> _Required work_
Convert everything from the line containing "team-card: Dark One's" down to the line containing "caret-down-icon: ▼ (1067, 234, 1076, 244)" into a JSON list of strings, one string per line, omitting any blank lines.

> _Records for this exercise_
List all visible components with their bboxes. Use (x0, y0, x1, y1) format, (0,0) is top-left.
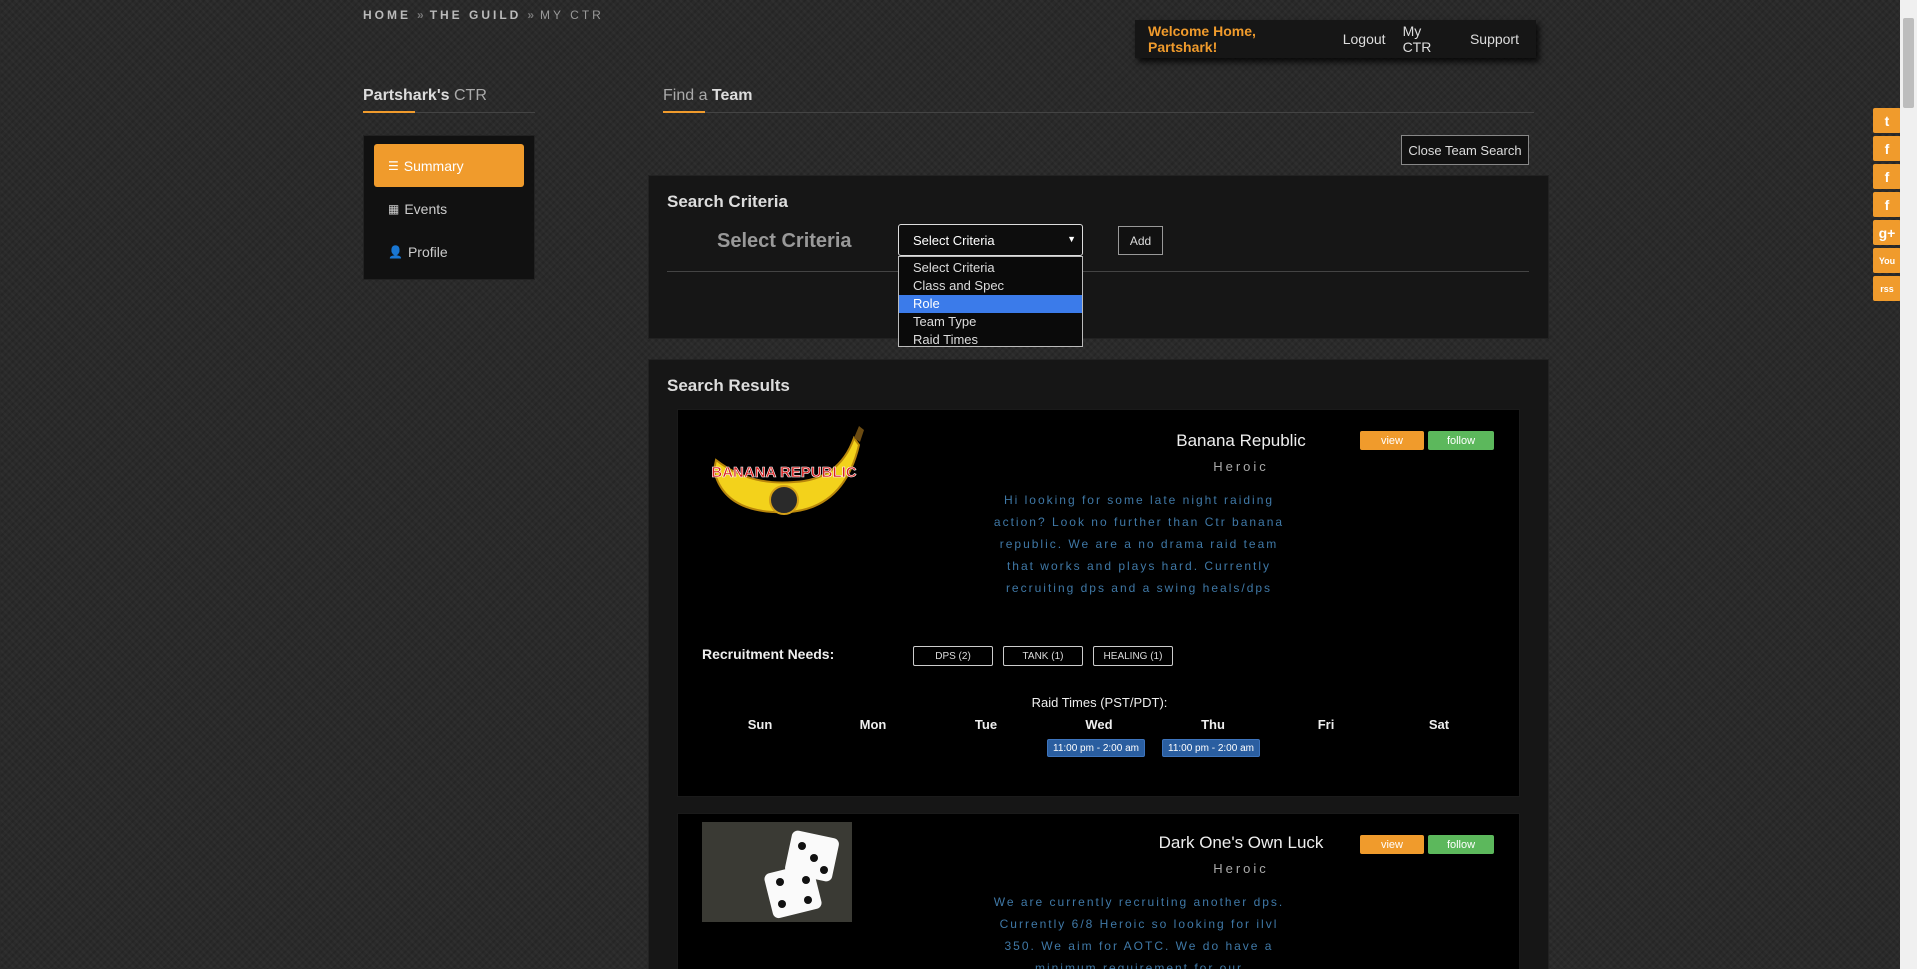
team-card: Dark One's Own Luck Heroic We are curren… (677, 813, 1520, 969)
title-underline (663, 111, 705, 113)
calendar-icon: ▦ (388, 201, 400, 216)
title-underline (363, 111, 415, 113)
twitter-icon[interactable]: t (1873, 108, 1901, 133)
criteria-select-value: Select Criteria (913, 232, 995, 248)
find-team-title: Find a Team (663, 87, 1534, 113)
profile-title-name: Partshark's (363, 87, 450, 104)
criteria-label: Select Criteria (717, 230, 852, 252)
nav-item-events[interactable]: ▦ Events (374, 187, 524, 230)
breadcrumb-separator: » (527, 8, 535, 22)
find-title-prefix: Find a (663, 87, 708, 104)
breadcrumb-guild[interactable]: THE GUILD (430, 8, 522, 22)
user-icon: 👤 (388, 244, 403, 259)
raid-time-slot: 11:00 pm - 2:00 am (1162, 739, 1260, 757)
facebook-like-icon[interactable]: f (1873, 164, 1901, 189)
need-badge: HEALING (1) (1093, 646, 1173, 666)
raid-times-label: Raid Times (PST/PDT): (1031, 695, 1168, 710)
team-description: Hi looking for some late night raiding a… (993, 493, 1285, 595)
criteria-option[interactable]: Team Type (899, 313, 1082, 331)
view-button[interactable]: view (1360, 835, 1424, 854)
search-criteria-title: Search Criteria (667, 192, 788, 211)
social-bar: t f f f g+ You rss (1873, 108, 1901, 304)
caret-down-icon: ▼ (1067, 234, 1076, 244)
recruitment-needs-label: Recruitment Needs: (702, 646, 835, 662)
profile-title-suffix: CTR (453, 87, 487, 104)
team-card: BANANA REPUBLIC Banana Republic Heroic H… (677, 409, 1520, 797)
breadcrumb-current: MY CTR (540, 8, 604, 22)
user-nav: Welcome Home, Partshark! Logout My CTR S… (1135, 20, 1536, 58)
day-mon: Mon (859, 717, 887, 732)
search-criteria-panel: Search Criteria (648, 175, 1549, 339)
search-results-title: Search Results (667, 376, 790, 395)
scrollbar-thumb[interactable] (1903, 18, 1914, 108)
breadcrumb: HOME » THE GUILD » MY CTR (363, 8, 604, 22)
nav-item-label: Events (404, 200, 448, 217)
criteria-option-highlighted[interactable]: Role (899, 295, 1082, 313)
close-team-search-button[interactable]: Close Team Search (1401, 135, 1529, 165)
scrollbar[interactable] (1900, 0, 1917, 969)
team-level: Heroic (1213, 861, 1269, 876)
need-badge: TANK (1) (1003, 646, 1083, 666)
logout-link[interactable]: Logout (1343, 31, 1386, 47)
rss-icon[interactable]: rss (1873, 276, 1901, 301)
day-wed: Wed (1085, 717, 1113, 732)
team-logo-text: BANANA REPUBLIC (711, 464, 856, 481)
welcome-text: Welcome Home, Partshark! (1148, 23, 1256, 55)
criteria-option[interactable]: Raid Times (899, 331, 1082, 349)
divider (667, 271, 1529, 272)
nav-item-profile[interactable]: 👤 Profile (374, 230, 524, 273)
need-badge: DPS (2) (913, 646, 993, 666)
profile-title: Partshark's CTR (363, 87, 535, 113)
my-ctr-link[interactable]: My CTR (1403, 23, 1453, 55)
side-nav: ☰ Summary ▦ Events 👤 Profile (363, 135, 535, 280)
table-icon: ☰ (388, 158, 399, 173)
facebook-icon[interactable]: f (1873, 136, 1901, 161)
criteria-option[interactable]: Class and Spec (899, 277, 1082, 295)
facebook-share-icon[interactable]: f (1873, 192, 1901, 217)
day-sat: Sat (1428, 717, 1450, 732)
raid-time-slot: 11:00 pm - 2:00 am (1047, 739, 1145, 757)
nav-item-label: Summary (403, 157, 464, 174)
nav-item-summary[interactable]: ☰ Summary (374, 144, 524, 187)
team-logo (702, 822, 852, 922)
day-fri: Fri (1317, 717, 1335, 732)
youtube-icon[interactable]: You (1873, 248, 1901, 273)
team-level: Heroic (1213, 459, 1269, 474)
follow-button[interactable]: follow (1428, 835, 1494, 854)
follow-button[interactable]: follow (1428, 431, 1494, 450)
criteria-select[interactable]: Select Criteria ▼ (898, 224, 1083, 256)
day-thu: Thu (1201, 717, 1225, 732)
team-description: We are currently recruiting another dps.… (993, 895, 1285, 969)
criteria-dropdown-list: Select Criteria Class and Spec Role Team… (898, 256, 1083, 347)
nav-item-label: Profile (407, 243, 448, 260)
add-criteria-button[interactable]: Add (1118, 226, 1163, 255)
support-link[interactable]: Support (1470, 31, 1519, 47)
view-button[interactable]: view (1360, 431, 1424, 450)
team-logo: BANANA REPUBLIC (704, 420, 864, 528)
day-tue: Tue (974, 717, 998, 732)
day-sun: Sun (747, 717, 773, 732)
criteria-option[interactable]: Select Criteria (899, 259, 1082, 277)
find-title-bold: Team (711, 87, 753, 104)
breadcrumb-separator: » (417, 8, 424, 22)
breadcrumb-home[interactable]: HOME (363, 8, 411, 22)
google-plus-icon[interactable]: g+ (1873, 220, 1901, 245)
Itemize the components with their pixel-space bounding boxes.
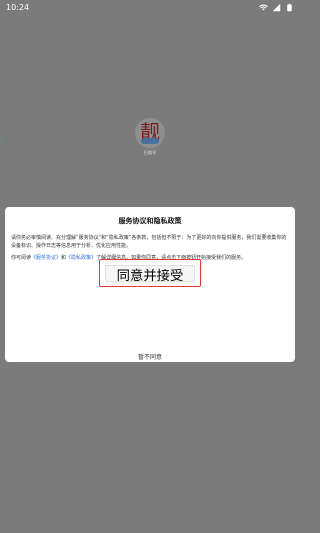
dialog-content: 服务协议和隐私政策 请你务必审慎阅读、充分理解“服务协议”和“隐私政策”各条款，… bbox=[11, 216, 289, 361]
logo-ribbon bbox=[141, 138, 159, 144]
edge-mark bbox=[0, 130, 2, 144]
privacy-policy-link[interactable]: 《隐私政策》 bbox=[66, 255, 96, 261]
app-logo: 靓 bbox=[135, 118, 165, 148]
app-label: 扫描号 bbox=[143, 150, 157, 155]
dialog-title: 服务协议和隐私政策 bbox=[118, 217, 182, 225]
disagree-button[interactable]: 暂不同意 bbox=[138, 352, 162, 361]
privacy-dialog: 服务协议和隐私政策 请你务必审慎阅读、充分理解“服务协议”和“隐私政策”各条款，… bbox=[5, 207, 295, 362]
service-agreement-link[interactable]: 《服务协议》 bbox=[31, 255, 61, 261]
agree-highlight-frame: 同意并接受 bbox=[99, 259, 201, 287]
paragraph2-prefix: 你可阅读 bbox=[11, 255, 32, 261]
dialog-paragraph-1: 请你务必审慎阅读、充分理解“服务协议”和“隐私政策”各条款，包括但不限于：为了更… bbox=[11, 235, 287, 249]
agree-button[interactable]: 同意并接受 bbox=[105, 265, 195, 283]
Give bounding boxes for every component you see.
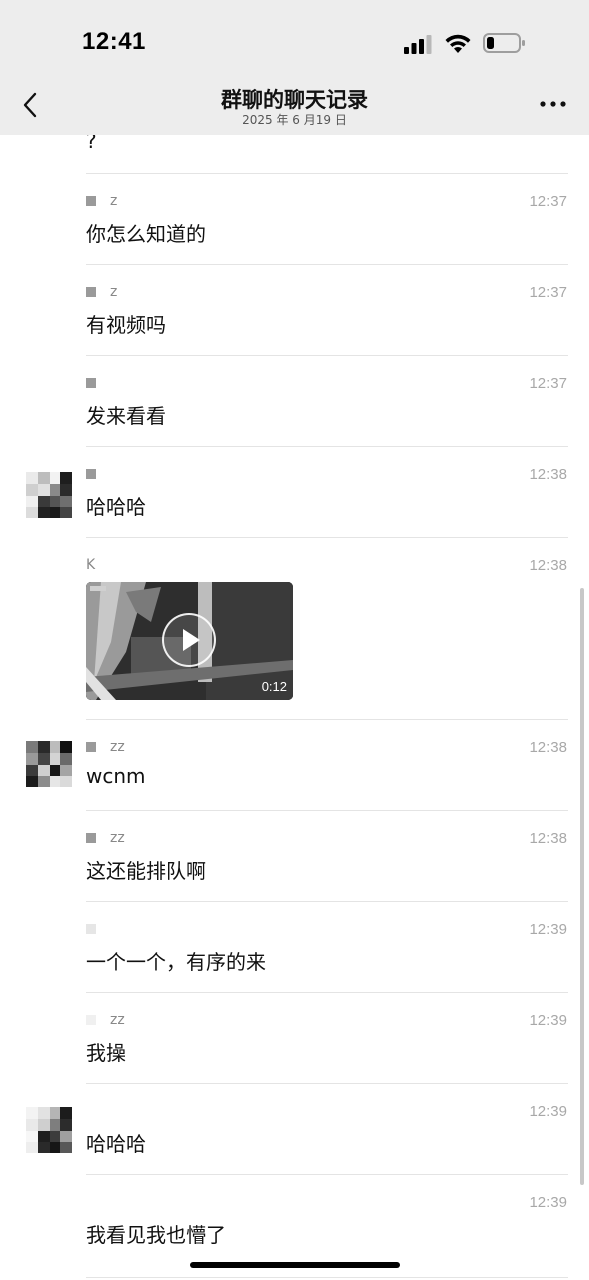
message-time: 12:39 bbox=[529, 921, 567, 938]
message-text: 哈哈哈 bbox=[86, 495, 146, 519]
message-time: 12:37 bbox=[529, 284, 567, 301]
partial-message-text: ? bbox=[86, 135, 97, 153]
message-text: 这还能排队啊 bbox=[86, 859, 206, 883]
sender-name: zz bbox=[86, 1012, 125, 1030]
sender-name bbox=[86, 375, 110, 393]
redacted-name-mosaic bbox=[86, 196, 96, 206]
list-item[interactable]: K 12:38 0:12 bbox=[0, 537, 589, 719]
sender-name: zz bbox=[86, 739, 125, 757]
message-text: 有视频吗 bbox=[86, 313, 166, 337]
sender-name: K bbox=[86, 557, 96, 573]
redacted-name-mosaic bbox=[86, 378, 96, 388]
list-item[interactable]: zz 12:38 wcnm bbox=[0, 719, 589, 810]
sender-name bbox=[86, 921, 110, 939]
avatar[interactable] bbox=[26, 1107, 72, 1153]
list-item[interactable]: 12:39 哈哈哈 bbox=[0, 1083, 589, 1174]
list-item[interactable]: 12:38 哈哈哈 bbox=[0, 446, 589, 537]
message-time: 12:38 bbox=[529, 557, 567, 574]
wifi-icon bbox=[445, 34, 471, 53]
redacted-name-mosaic bbox=[86, 1015, 96, 1025]
redacted-name-mosaic bbox=[86, 924, 96, 934]
avatar[interactable] bbox=[26, 472, 72, 518]
sender-name: z bbox=[86, 284, 117, 302]
redacted-name-mosaic bbox=[86, 469, 96, 479]
sender-name bbox=[86, 466, 110, 484]
message-text: 我操 bbox=[86, 1041, 126, 1065]
message-time: 12:37 bbox=[529, 375, 567, 392]
sender-name: z bbox=[86, 193, 117, 211]
message-text: 哈哈哈 bbox=[86, 1132, 146, 1156]
divider bbox=[86, 1277, 568, 1278]
message-time: 12:39 bbox=[529, 1103, 567, 1120]
message-text: 你怎么知道的 bbox=[86, 222, 206, 246]
video-duration: 0:12 bbox=[261, 679, 287, 694]
home-indicator[interactable] bbox=[190, 1262, 400, 1268]
message-time: 12:38 bbox=[529, 830, 567, 847]
list-item[interactable]: zz 12:38 这还能排队啊 bbox=[0, 810, 589, 901]
chat-record-list[interactable]: ? z 12:37 你怎么知道的 z 12:37 有视频吗 12:37 发来看看 bbox=[0, 135, 589, 1280]
cellular-signal-icon bbox=[404, 35, 432, 54]
redacted-name-mosaic bbox=[86, 742, 96, 752]
sender-name: zz bbox=[86, 830, 125, 848]
message-text: wcnm bbox=[86, 764, 146, 788]
scrollbar[interactable] bbox=[580, 588, 584, 1185]
message-text: 一个一个，有序的来 bbox=[86, 950, 266, 974]
list-item[interactable]: zz 12:39 我操 bbox=[0, 992, 589, 1083]
play-icon[interactable] bbox=[162, 613, 216, 667]
list-item[interactable]: z 12:37 有视频吗 bbox=[0, 264, 589, 355]
avatar[interactable] bbox=[26, 741, 72, 787]
status-time: 12:41 bbox=[82, 28, 146, 55]
page-subtitle: 2025 年 6 月19 日 bbox=[242, 113, 347, 127]
list-item[interactable]: 12:39 一个一个，有序的来 bbox=[0, 901, 589, 992]
list-item[interactable]: 12:37 发来看看 bbox=[0, 355, 589, 446]
message-time: 12:39 bbox=[529, 1012, 567, 1029]
message-time: 12:37 bbox=[529, 193, 567, 210]
message-time: 12:38 bbox=[529, 739, 567, 756]
redacted-name-mosaic bbox=[86, 833, 96, 843]
video-thumbnail[interactable]: 0:12 bbox=[86, 582, 293, 700]
redacted-name-mosaic bbox=[86, 287, 96, 297]
status-bar: 12:41 bbox=[0, 0, 589, 80]
list-item[interactable]: z 12:37 你怎么知道的 bbox=[0, 173, 589, 264]
message-text: 发来看看 bbox=[86, 404, 166, 428]
message-time: 12:39 bbox=[529, 1194, 567, 1211]
battery-icon bbox=[483, 33, 525, 53]
page-title: 群聊的聊天记录 bbox=[221, 88, 368, 112]
nav-bar: 群聊的聊天记录 2025 年 6 月19 日 bbox=[0, 80, 589, 135]
message-text: 我看见我也懵了 bbox=[86, 1223, 226, 1247]
list-item[interactable]: 12:39 我看见我也懵了 bbox=[0, 1174, 589, 1265]
more-dots-icon[interactable] bbox=[539, 94, 567, 114]
message-time: 12:38 bbox=[529, 466, 567, 483]
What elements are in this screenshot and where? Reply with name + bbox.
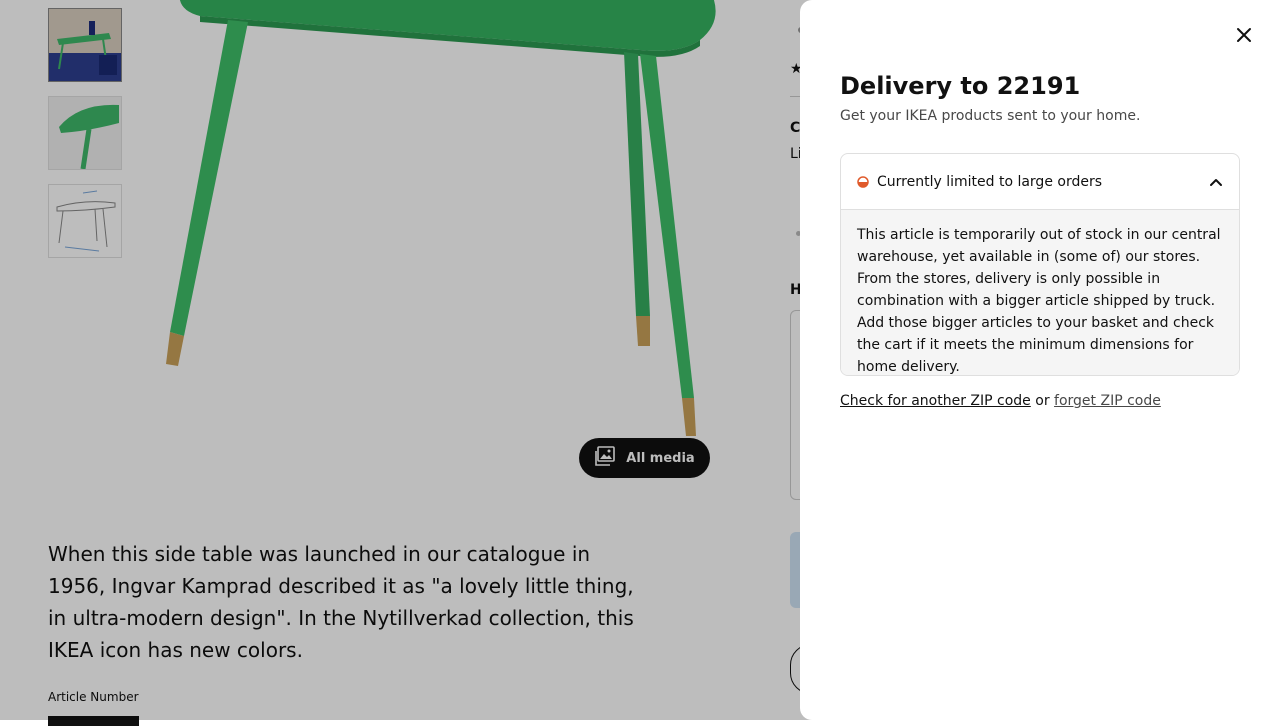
chevron-up-icon[interactable]: [1209, 175, 1223, 189]
close-icon: [1235, 26, 1253, 47]
sheet-subtitle: Get your IKEA products sent to your home…: [840, 108, 1141, 124]
close-button[interactable]: [1230, 22, 1258, 50]
or-text: or: [1030, 393, 1055, 409]
sheet-title: Delivery to 22191: [840, 72, 1081, 100]
forget-zip-link[interactable]: forget ZIP code: [1054, 393, 1161, 409]
accordion-header[interactable]: Currently limited to large orders: [841, 154, 1239, 210]
delivery-status-label: Currently limited to large orders: [877, 173, 1103, 190]
check-zip-link[interactable]: Check for another ZIP code: [840, 393, 1031, 409]
zip-links: Check for another ZIP code or forget ZIP…: [840, 393, 1161, 409]
half-circle-status-icon: [857, 175, 877, 188]
delivery-status-accordion: Currently limited to large orders This a…: [840, 153, 1240, 376]
delivery-status-details: This article is temporarily out of stock…: [841, 210, 1239, 375]
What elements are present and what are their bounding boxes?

> _Complete answer_
[
  "team-card: Dark One's Own Luck Heroic We are curren… (677, 813, 1520, 969)",
  "title-underline (663, 111, 705, 113)",
  "calendar-icon: ▦ (388, 201, 400, 216)",
  "title-underline (363, 111, 415, 113)",
  "twitter-icon[interactable]: t (1873, 108, 1901, 133)",
  "criteria-select-value: Select Criteria (913, 232, 995, 248)",
  "find-team-title: Find a Team (663, 87, 1534, 113)",
  "profile-title-name: Partshark's (363, 87, 450, 104)",
  "criteria-label: Select Criteria (717, 230, 852, 252)",
  "nav-item-events[interactable]: ▦ Events (374, 187, 524, 230)",
  "breadcrumb-separator: » (527, 8, 535, 22)",
  "find-title-prefix: Find a (663, 87, 708, 104)",
  "breadcrumb-guild[interactable]: THE GUILD (430, 8, 522, 22)",
  "user-icon: 👤 (388, 244, 403, 259)",
  "raid-time-slot: 11:00 pm - 2:00 am (1162, 739, 1260, 757)",
  "facebook-like-icon[interactable]: f (1873, 164, 1901, 189)",
  "need-badge: HEALING (1) (1093, 646, 1173, 666)",
  "raid-times-label: Raid Times (PST/PDT): (1031, 695, 1168, 710)",
  "team-description: Hi looking for some late night raiding a… (993, 493, 1285, 595)",
  "criteria-option[interactable]: Team Type (899, 313, 1082, 331)",
  "view-button[interactable]: view (1360, 835, 1424, 854)",
  "search-criteria-title: Search Criteria (667, 192, 788, 211)",
  "social-bar: t f f f g+ You rss (1873, 108, 1901, 304)",
  "caret-down-icon: ▼ (1067, 234, 1076, 244)"
]